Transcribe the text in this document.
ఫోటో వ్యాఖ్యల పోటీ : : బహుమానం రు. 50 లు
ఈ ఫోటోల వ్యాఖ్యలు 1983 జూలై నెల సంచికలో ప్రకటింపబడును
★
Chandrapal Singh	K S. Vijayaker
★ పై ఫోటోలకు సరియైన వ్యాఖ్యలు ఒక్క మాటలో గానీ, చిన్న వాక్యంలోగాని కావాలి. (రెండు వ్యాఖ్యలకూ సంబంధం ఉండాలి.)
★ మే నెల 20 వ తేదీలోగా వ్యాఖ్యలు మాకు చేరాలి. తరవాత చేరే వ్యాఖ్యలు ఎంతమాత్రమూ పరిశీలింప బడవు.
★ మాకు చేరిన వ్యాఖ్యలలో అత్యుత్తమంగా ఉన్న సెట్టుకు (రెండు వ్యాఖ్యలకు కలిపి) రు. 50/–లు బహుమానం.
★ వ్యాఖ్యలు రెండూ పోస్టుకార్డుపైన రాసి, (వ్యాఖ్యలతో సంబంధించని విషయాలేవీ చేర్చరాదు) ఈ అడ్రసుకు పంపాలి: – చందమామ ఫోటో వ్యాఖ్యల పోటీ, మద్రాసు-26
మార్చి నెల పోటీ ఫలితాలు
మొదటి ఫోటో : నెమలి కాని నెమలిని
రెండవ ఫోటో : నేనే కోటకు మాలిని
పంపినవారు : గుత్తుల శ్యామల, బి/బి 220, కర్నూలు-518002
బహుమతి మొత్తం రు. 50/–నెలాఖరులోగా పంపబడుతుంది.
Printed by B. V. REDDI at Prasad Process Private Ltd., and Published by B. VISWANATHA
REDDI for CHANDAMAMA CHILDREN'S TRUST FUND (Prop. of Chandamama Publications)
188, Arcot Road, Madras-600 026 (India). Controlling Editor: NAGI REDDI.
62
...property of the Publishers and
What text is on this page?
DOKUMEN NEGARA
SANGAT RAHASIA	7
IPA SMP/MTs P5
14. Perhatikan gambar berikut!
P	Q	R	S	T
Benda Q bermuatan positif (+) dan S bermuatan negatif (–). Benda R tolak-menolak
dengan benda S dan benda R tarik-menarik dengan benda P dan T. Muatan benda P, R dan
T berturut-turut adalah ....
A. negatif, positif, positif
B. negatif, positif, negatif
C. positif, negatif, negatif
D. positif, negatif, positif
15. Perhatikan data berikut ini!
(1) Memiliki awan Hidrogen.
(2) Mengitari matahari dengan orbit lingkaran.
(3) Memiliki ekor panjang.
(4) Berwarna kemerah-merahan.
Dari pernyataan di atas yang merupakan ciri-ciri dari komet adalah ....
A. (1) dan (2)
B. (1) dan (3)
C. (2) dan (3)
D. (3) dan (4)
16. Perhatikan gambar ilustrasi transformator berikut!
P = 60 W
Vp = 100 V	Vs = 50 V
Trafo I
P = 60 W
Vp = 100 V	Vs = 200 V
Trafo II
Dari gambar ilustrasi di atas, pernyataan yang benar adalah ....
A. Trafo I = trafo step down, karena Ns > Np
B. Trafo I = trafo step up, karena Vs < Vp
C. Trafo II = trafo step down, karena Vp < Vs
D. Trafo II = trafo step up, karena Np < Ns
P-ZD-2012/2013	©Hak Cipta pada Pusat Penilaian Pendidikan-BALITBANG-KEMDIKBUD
....
Print all of the entries exactly as they appear.

Response:
Transcribe the text in this document.
ఫోటో వ్యాఖ్యల పోటీ : : బహుమానం రు. 50 లు
ఈ ఫోటోల వ్యాఖ్యలు 1983 జూలై నెల సంచికలో ప్రకటింపబడును
★
Chandrapal Singh	K S. Vijayaker
★ పై ఫోటోలకు సరియైన వ్యాఖ్యలు ఒక్క మాటలో గానీ, చిన్న వాక్యంలోగాని కావాలి. (రెండు వ్యాఖ్యలకూ సంబంధం ఉండాలి.)
★ మే నెల 20 వ తేదీలోగా వ్యాఖ్యలు మాకు చేరాలి. తరవాత చేరే వ్యాఖ్యలు ఎంతమాత్రమూ పరిశీలింప బడవు.
★ మాకు చేరిన వ్యాఖ్యలలో అత్యుత్తమంగా ఉన్న సెట్టుకు (రెండు వ్యాఖ్యలకు కలిపి) రు. 50/–లు బహుమానం.
★ వ్యాఖ్యలు రెండూ పోస్టుకార్డుపైన రాసి, (వ్యాఖ్యలతో సంబంధించని విషయాలేవీ చేర్చరాదు) ఈ అడ్రసుకు పంపాలి: – చందమామ ఫోటో వ్యాఖ్యల పోటీ, మద్రాసు-26
మార్చి నెల పోటీ ఫలితాలు
మొదటి ఫోటో : నెమలి కాని నెమలిని
రెండవ ఫోటో : నేనే కోటకు మాలిని
పంపినవారు : గుత్తుల శ్యామల, బి/బి 220, కర్నూలు-518002
బహుమతి మొత్తం రు. 50/–నెలాఖరులోగా పంపబడుతుంది.
Printed by B. V. REDDI at Prasad Process Private Ltd., and Published by B. VISWANATHA
REDDI for CHANDAMAMA CHILDREN'S TRUST FUND (Prop. of Chandamama Publications)
188, Arcot Road, Madras-600 026 (India). Controlling Editor: NAGI REDDI.
62
...property of the Publishers and
What text is on this page?
DOKUMEN NEGARA
SANGAT RAHASIA	7
IPA SMP/MTs P5
14. Perhatikan gambar berikut!
P	Q	R	S	T
Benda Q bermuatan positif (+) dan S bermuatan negatif (–). Benda R tolak-menolak
dengan benda S dan benda R tarik-menarik dengan benda P dan T. Muatan benda P, R dan
T berturut-turut adalah ....
A. negatif, positif, positif
B. negatif, positif, negatif
C. positif, negatif, negatif
D. positif, negatif, positif
15. Perhatikan data berikut ini!
(1) Memiliki awan Hidrogen.
(2) Mengitari matahari dengan orbit lingkaran.
(3) Memiliki ekor panjang.
(4) Berwarna kemerah-merahan.
Dari pernyataan di atas yang merupakan ciri-ciri dari komet adalah ....
A. (1) dan (2)
B. (1) dan (3)
C. (2) dan (3)
D. (3) dan (4)
16. Perhatikan gambar ilustrasi transformator berikut!
P = 60 W
Vp = 100 V	Vs = 50 V
Trafo I
P = 60 W
Vp = 100 V	Vs = 200 V
Trafo II
Dari gambar ilustrasi di atas, pernyataan yang benar adalah ....
A. Trafo I = trafo step down, karena Ns > Np
B. Trafo I = trafo step up, karena Vs < Vp
C. Trafo II = trafo step down, karena Vp < Vs
D. Trafo II = trafo step up, karena Np < Ns
P-ZD-2012/2013	©Hak Cipta pada Pusat Penilaian Pendidikan-BALITBANG-KEMDIKBUD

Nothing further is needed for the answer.